(Task brief): Say how many lines contain "down", using only the number.

(Records for the task):
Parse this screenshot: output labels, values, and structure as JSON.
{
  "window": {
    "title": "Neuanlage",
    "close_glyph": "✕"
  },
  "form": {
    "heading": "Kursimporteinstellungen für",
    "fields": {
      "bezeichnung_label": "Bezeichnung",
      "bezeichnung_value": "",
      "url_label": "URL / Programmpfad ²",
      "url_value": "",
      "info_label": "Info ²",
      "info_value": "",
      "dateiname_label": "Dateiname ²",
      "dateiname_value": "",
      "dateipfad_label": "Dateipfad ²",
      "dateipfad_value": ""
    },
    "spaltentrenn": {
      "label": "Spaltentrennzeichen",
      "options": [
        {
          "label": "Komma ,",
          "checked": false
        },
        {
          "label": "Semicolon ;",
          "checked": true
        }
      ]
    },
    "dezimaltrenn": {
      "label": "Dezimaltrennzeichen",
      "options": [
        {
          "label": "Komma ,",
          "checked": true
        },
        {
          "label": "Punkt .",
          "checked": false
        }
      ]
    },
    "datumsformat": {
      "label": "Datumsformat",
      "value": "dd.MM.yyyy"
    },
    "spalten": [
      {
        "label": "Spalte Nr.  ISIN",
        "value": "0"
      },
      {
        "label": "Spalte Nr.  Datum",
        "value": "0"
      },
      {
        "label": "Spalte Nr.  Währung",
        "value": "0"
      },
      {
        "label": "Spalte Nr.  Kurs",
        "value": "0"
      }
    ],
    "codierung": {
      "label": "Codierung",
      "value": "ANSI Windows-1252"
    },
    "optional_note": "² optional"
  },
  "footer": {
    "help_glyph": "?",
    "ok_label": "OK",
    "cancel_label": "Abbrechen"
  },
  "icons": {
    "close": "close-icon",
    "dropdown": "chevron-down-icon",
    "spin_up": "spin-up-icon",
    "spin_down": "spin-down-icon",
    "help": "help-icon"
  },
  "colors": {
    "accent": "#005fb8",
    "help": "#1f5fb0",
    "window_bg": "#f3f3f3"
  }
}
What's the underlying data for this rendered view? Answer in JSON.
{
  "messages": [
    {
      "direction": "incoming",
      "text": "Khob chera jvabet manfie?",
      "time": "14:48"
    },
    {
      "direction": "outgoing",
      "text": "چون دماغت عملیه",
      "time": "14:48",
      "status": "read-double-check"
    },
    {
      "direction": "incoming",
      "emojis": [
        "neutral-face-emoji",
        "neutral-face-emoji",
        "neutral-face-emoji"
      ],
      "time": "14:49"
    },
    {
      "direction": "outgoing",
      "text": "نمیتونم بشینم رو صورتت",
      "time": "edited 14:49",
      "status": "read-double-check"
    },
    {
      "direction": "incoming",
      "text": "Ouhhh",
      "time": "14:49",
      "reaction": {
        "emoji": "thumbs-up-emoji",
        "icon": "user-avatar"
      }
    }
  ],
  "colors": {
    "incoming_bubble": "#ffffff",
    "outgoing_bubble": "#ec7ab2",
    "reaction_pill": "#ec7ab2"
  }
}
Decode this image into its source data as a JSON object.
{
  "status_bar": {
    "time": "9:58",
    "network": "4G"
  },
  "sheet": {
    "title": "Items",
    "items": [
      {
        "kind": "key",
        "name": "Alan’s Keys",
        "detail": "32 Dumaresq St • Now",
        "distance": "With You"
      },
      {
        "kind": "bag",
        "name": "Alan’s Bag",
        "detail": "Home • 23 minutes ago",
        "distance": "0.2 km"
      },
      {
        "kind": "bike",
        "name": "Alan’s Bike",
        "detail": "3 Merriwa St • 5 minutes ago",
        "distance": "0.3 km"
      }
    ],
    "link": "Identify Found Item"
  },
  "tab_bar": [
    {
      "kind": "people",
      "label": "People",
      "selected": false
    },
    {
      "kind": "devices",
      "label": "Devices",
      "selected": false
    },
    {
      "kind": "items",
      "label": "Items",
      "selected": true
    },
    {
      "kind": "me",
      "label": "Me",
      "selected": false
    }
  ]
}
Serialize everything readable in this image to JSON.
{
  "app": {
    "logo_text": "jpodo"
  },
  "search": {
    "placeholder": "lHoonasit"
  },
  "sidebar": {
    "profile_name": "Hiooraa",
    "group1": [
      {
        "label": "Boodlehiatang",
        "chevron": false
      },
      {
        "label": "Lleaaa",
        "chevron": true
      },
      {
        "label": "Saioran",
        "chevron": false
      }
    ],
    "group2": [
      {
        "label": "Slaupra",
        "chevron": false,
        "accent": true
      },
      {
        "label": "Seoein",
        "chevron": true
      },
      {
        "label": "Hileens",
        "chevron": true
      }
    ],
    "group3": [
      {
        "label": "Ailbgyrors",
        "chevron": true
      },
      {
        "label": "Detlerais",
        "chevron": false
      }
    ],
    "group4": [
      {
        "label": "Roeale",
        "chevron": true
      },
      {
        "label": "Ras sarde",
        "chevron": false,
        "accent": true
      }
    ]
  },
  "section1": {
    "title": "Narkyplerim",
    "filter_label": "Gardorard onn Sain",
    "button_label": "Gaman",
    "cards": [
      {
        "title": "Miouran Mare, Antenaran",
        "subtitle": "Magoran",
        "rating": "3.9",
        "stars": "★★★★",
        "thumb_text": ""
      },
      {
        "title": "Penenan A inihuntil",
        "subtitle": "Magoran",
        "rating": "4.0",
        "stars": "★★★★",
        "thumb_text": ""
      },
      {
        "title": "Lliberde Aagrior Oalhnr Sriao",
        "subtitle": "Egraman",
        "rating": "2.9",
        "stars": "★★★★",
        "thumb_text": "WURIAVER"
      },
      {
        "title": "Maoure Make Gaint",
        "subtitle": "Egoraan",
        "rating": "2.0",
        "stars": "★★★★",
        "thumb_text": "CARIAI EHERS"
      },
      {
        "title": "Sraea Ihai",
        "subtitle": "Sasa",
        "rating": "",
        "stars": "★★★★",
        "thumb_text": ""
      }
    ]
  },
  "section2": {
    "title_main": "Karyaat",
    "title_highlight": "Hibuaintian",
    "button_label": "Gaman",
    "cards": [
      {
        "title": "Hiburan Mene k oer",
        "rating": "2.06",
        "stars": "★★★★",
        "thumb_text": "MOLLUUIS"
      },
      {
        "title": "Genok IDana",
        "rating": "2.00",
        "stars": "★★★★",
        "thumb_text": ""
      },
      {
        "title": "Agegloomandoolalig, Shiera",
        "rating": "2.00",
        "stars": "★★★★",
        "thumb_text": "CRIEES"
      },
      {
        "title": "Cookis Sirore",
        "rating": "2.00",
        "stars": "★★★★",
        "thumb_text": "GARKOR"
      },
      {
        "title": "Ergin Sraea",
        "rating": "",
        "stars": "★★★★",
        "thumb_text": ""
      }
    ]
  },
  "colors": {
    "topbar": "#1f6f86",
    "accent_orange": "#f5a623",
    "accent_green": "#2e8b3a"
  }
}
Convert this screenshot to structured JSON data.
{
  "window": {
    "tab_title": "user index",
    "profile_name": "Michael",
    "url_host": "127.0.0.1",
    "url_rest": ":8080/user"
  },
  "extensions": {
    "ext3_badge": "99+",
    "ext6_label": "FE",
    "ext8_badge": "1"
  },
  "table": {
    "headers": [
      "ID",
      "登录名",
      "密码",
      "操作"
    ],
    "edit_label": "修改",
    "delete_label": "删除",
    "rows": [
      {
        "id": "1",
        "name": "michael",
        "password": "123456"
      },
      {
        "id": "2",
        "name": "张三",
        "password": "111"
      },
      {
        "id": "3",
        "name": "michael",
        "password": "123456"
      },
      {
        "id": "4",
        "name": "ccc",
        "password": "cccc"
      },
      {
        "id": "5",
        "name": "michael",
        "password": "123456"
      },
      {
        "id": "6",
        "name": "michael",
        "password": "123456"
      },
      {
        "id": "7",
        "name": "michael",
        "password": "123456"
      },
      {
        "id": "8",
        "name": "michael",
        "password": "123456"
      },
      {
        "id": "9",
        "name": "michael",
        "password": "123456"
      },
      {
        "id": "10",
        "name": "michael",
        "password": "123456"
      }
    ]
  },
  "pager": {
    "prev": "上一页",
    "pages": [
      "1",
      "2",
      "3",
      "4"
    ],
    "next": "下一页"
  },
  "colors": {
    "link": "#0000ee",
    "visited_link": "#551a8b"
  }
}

(Exercise answer): 2